## Directions
Reproduce the records that follow in full, excluding any picture they contain.

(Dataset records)
<<<<

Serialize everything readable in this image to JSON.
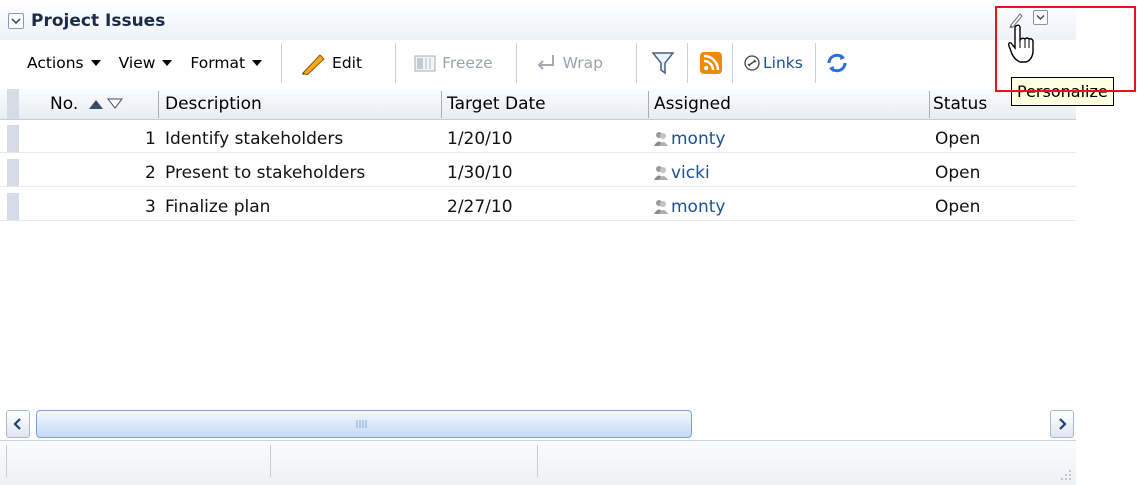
{
  "panel": {
    "title": "Project Issues"
  },
  "toolbar": {
    "actions_label": "Actions",
    "view_label": "View",
    "format_label": "Format",
    "edit_label": "Edit",
    "freeze_label": "Freeze",
    "wrap_label": "Wrap",
    "links_label": "Links"
  },
  "columns": {
    "no": "No.",
    "description": "Description",
    "target_date": "Target Date",
    "assigned": "Assigned",
    "status": "Status"
  },
  "rows": [
    {
      "no": "1",
      "description": "Identify stakeholders",
      "target_date": "1/20/10",
      "assigned": "monty",
      "status": "Open"
    },
    {
      "no": "2",
      "description": "Present to stakeholders",
      "target_date": "1/30/10",
      "assigned": "vicki",
      "status": "Open"
    },
    {
      "no": "3",
      "description": "Finalize plan",
      "target_date": "2/27/10",
      "assigned": "monty",
      "status": "Open"
    }
  ],
  "tooltip": {
    "text": "Personalize"
  },
  "colors": {
    "highlight": "#e8141a",
    "link": "#1c4f9c",
    "title": "#1e2b47"
  },
  "icons": [
    "collapse-icon",
    "pencil-icon",
    "freeze-icon",
    "wrap-icon",
    "filter-icon",
    "rss-icon",
    "links-icon",
    "refresh-icon",
    "personalize-icon",
    "menu-icon",
    "user-icon",
    "hand-cursor-icon"
  ]
}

>>>>

## Task response
Serialize everything readable in this image to JSON.
{
  "panel": {
    "title": "Project Issues"
  },
  "toolbar": {
    "actions_label": "Actions",
    "view_label": "View",
    "format_label": "Format",
    "edit_label": "Edit",
    "freeze_label": "Freeze",
    "wrap_label": "Wrap",
    "links_label": "Links"
  },
  "columns": {
    "no": "No.",
    "description": "Description",
    "target_date": "Target Date",
    "assigned": "Assigned",
    "status": "Status"
  },
  "rows": [
    {
      "no": "1",
      "description": "Identify stakeholders",
      "target_date": "1/20/10",
      "assigned": "monty",
      "status": "Open"
    },
    {
      "no": "2",
      "description": "Present to stakeholders",
      "target_date": "1/30/10",
      "assigned": "vicki",
      "status": "Open"
    },
    {
      "no": "3",
      "description": "Finalize plan",
      "target_date": "2/27/10",
      "assigned": "monty",
      "status": "Open"
    }
  ],
  "tooltip": {
    "text": "Personalize"
  },
  "colors": {
    "highlight": "#e8141a",
    "link": "#1c4f9c",
    "title": "#1e2b47"
  },
  "icons": [
    "collapse-icon",
    "pencil-icon",
    "freeze-icon",
    "wrap-icon",
    "filter-icon",
    "rss-icon",
    "links-icon",
    "refresh-icon",
    "personalize-icon",
    "menu-icon",
    "user-icon",
    "hand-cursor-icon"
  ]
}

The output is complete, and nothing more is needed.